▶ **The exercise**
Look through the material below for "text". Copy every line that contains it.

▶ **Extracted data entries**
-- START --

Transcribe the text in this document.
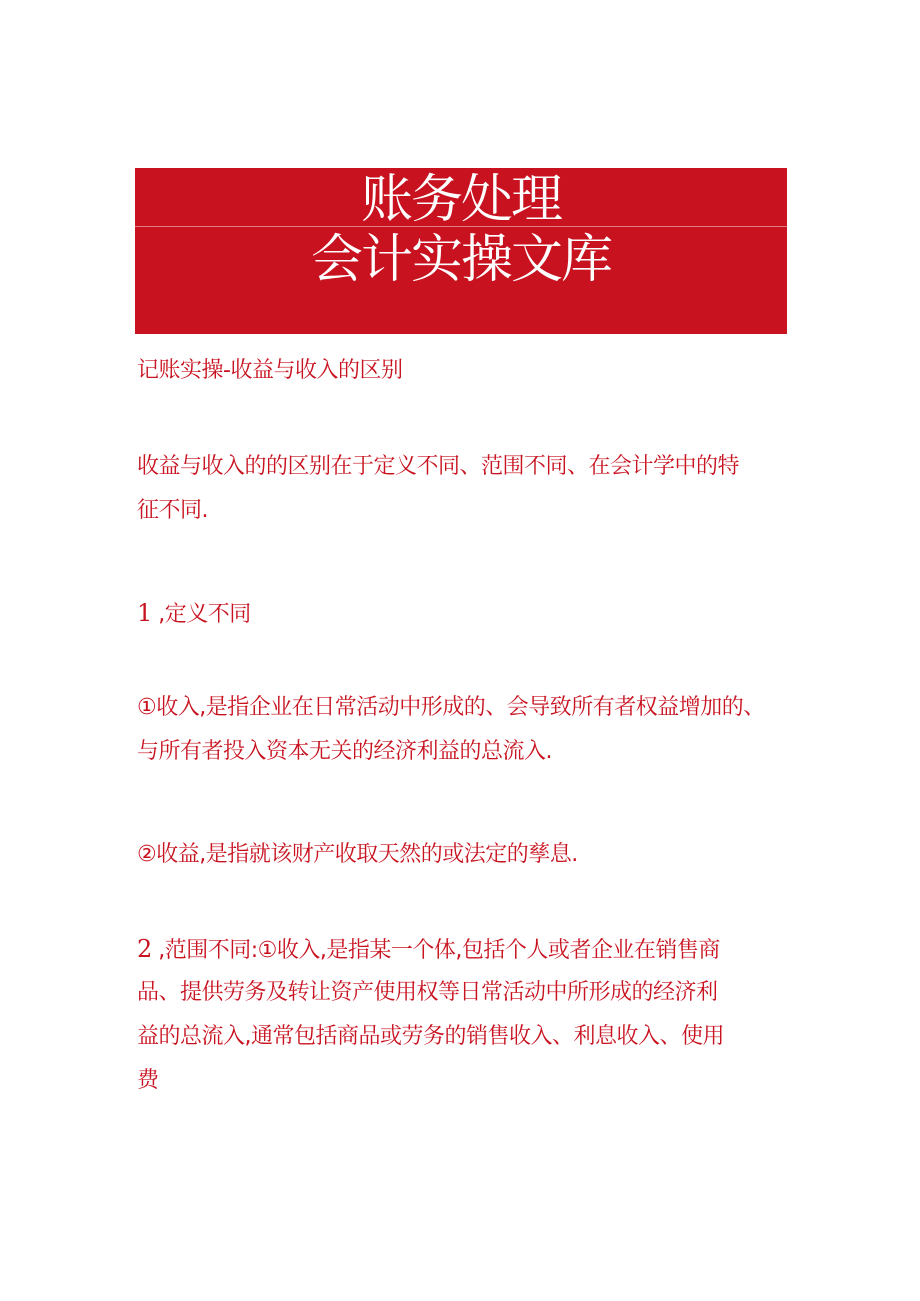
账务处理
会计实操文库
记账实操-收益与收入的区别
收益与收入的的区别在于定义不同、范围不同、在会计学中的特
征不同.
1 ,定义不同
①收入,是指企业在日常活动中形成的、会导致所有者权益增加的、
与所有者投入资本无关的经济利益的总流入.
②收益,是指就该财产收取天然的或法定的孳息.
2 ,范围不同:①收入,是指某一个体,包括个人或者企业在销售商
品、提供劳务及转让资产使用权等日常活动中所形成的经济利
益的总流入,通常包括商品或劳务的销售收入、利息收入、使用
费
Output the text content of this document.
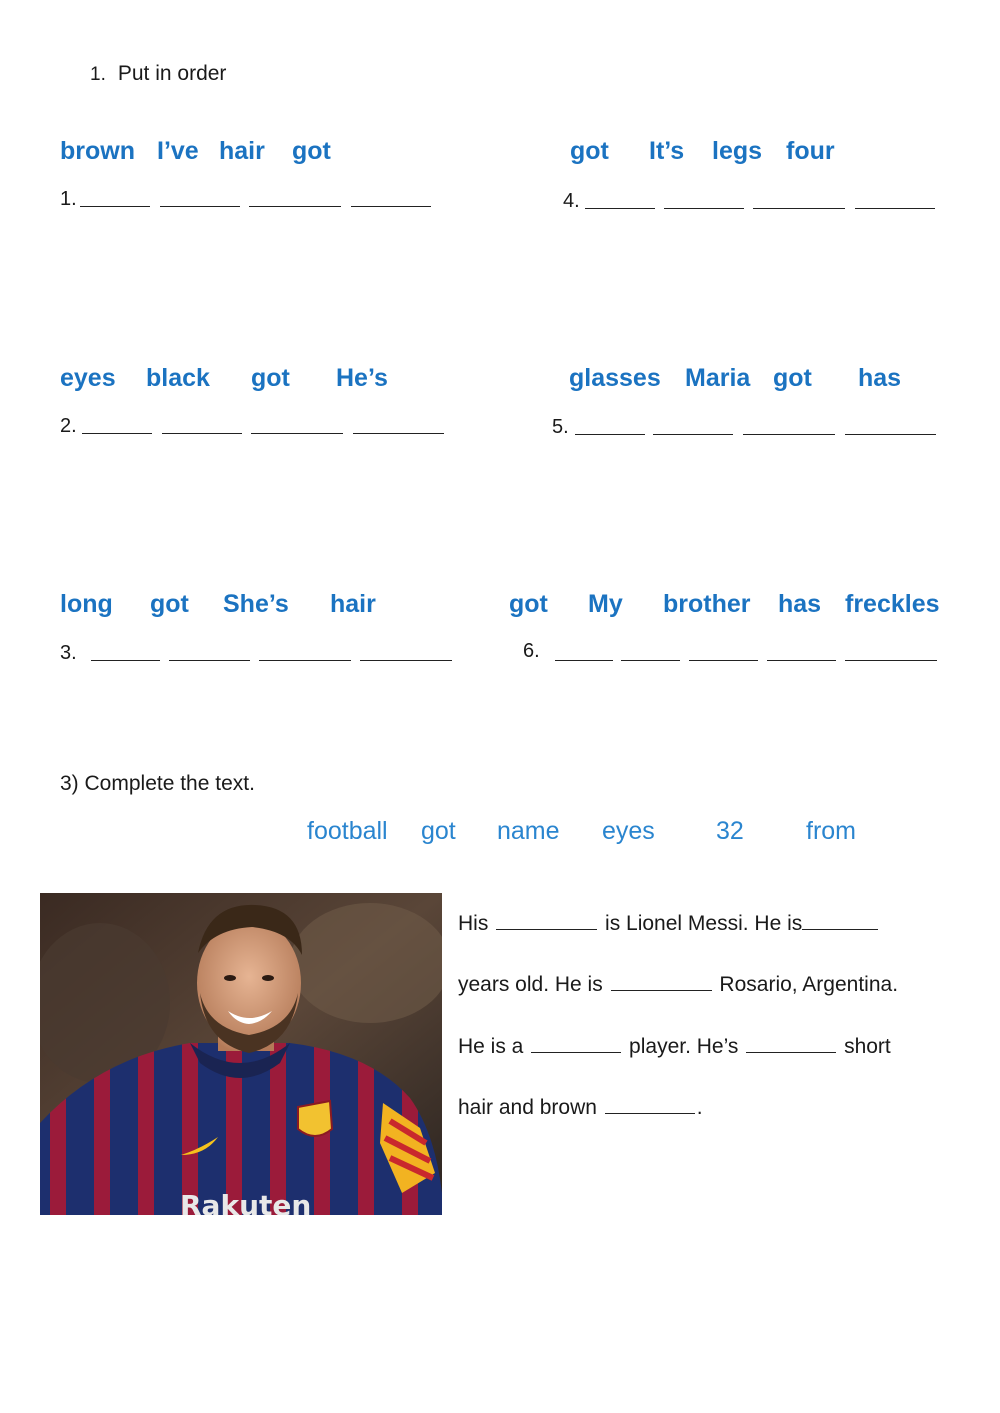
1. Put in order
brown I’ve hair got
1.
got It’s legs four
4.
eyes black got He’s
2.
glasses Maria got has
5.
long got She’s hair
3.
got My brother has freckles
6.
3) Complete the text.
football got name eyes 32 from
Rakuten
His	is Lionel Messi. He is
years old. He is	Rosario, Argentina.
He is a	player. He’s	short
hair and brown	.
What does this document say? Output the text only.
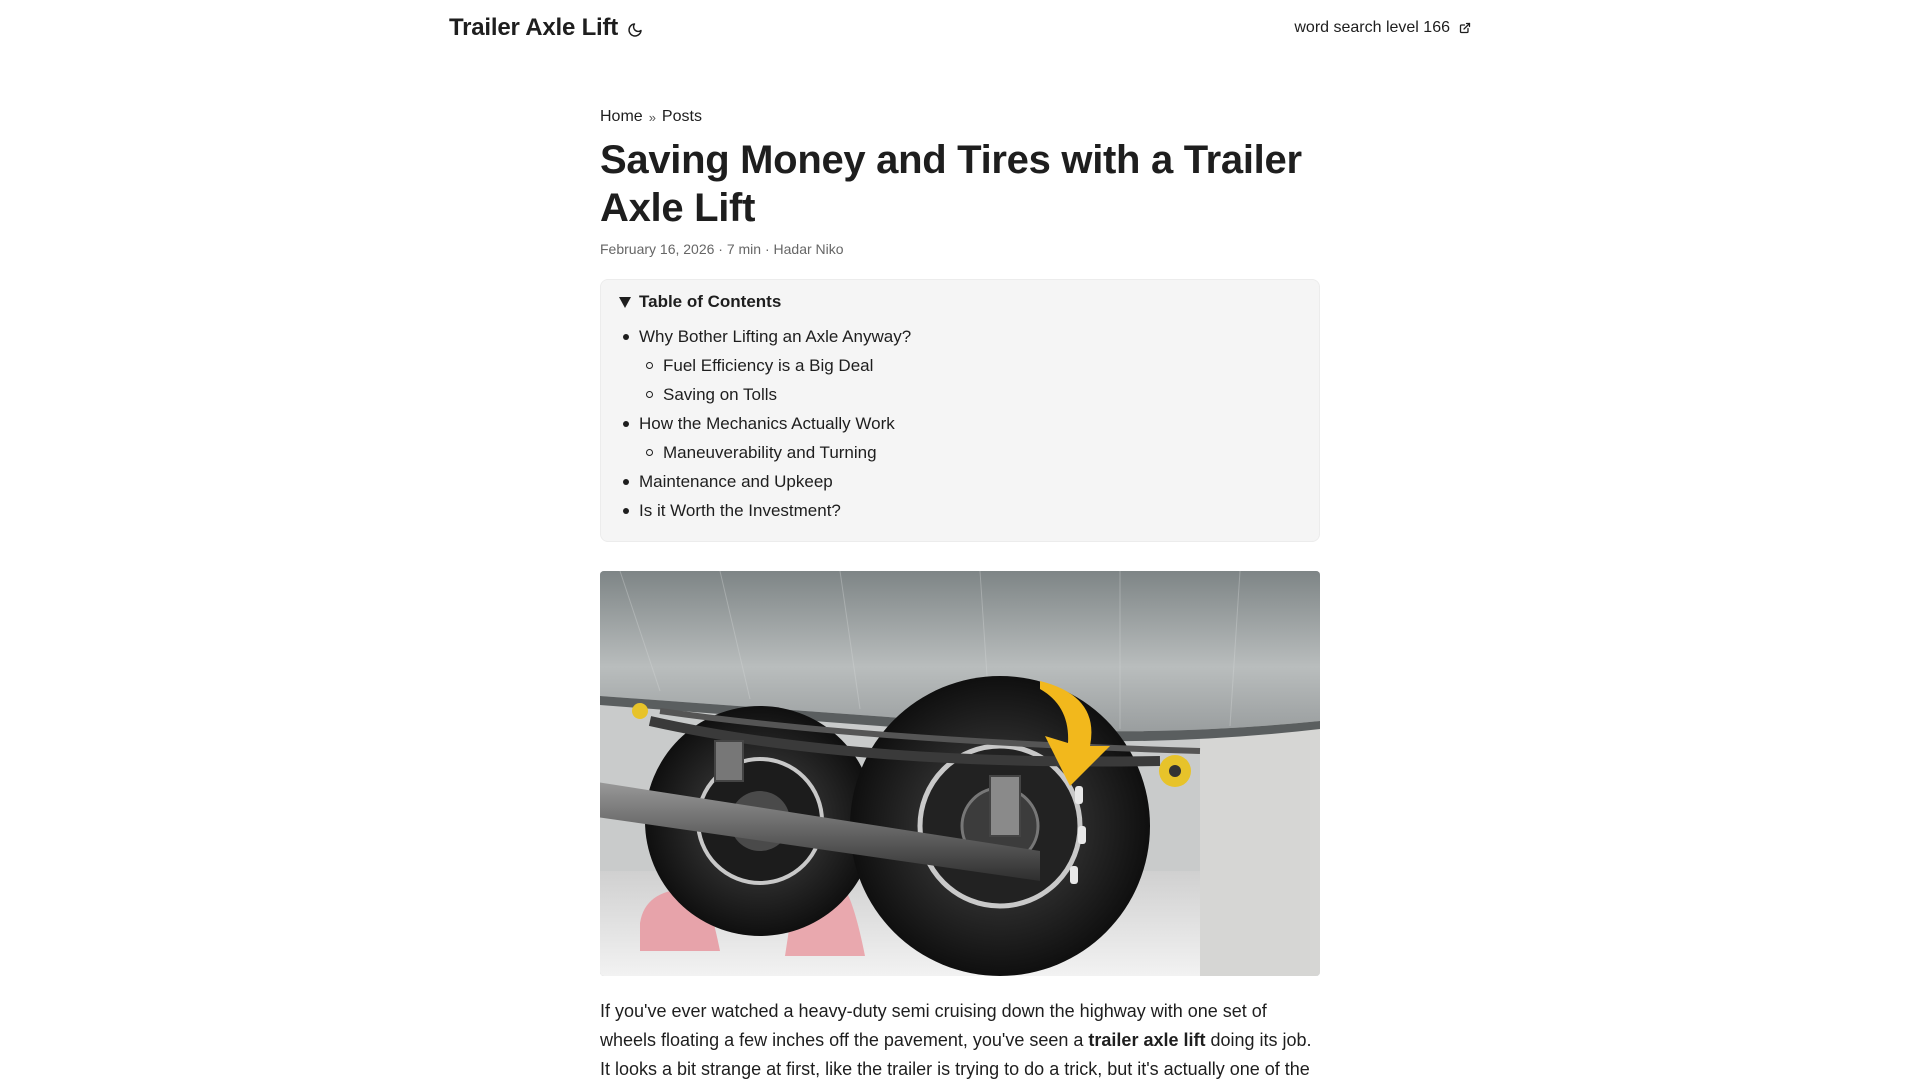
Trailer Axle Lift	word search level 166
Home » Posts
Saving Money and Tires with a Trailer Axle Lift
February 16, 2026 · 7 min · Hadar Niko
Table of Contents
Why Bother Lifting an Axle Anyway?
Fuel Efficiency is a Big Deal
Saving on Tolls
How the Mechanics Actually Work
Maneuverability and Turning
Maintenance and Upkeep
Is it Worth the Investment?

If you've ever watched a heavy-duty semi cruising down the highway with one set of wheels floating a few inches off the pavement, you've seen a trailer axle lift doing its job. It looks a bit strange at first, like the trailer is trying to do a trick, but it's actually one of the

-- END --

▶ **Right answer**
Transcribe the text in this document.
Output the text content of this document.
3) Complete the text.
What does this document say? Output the text only.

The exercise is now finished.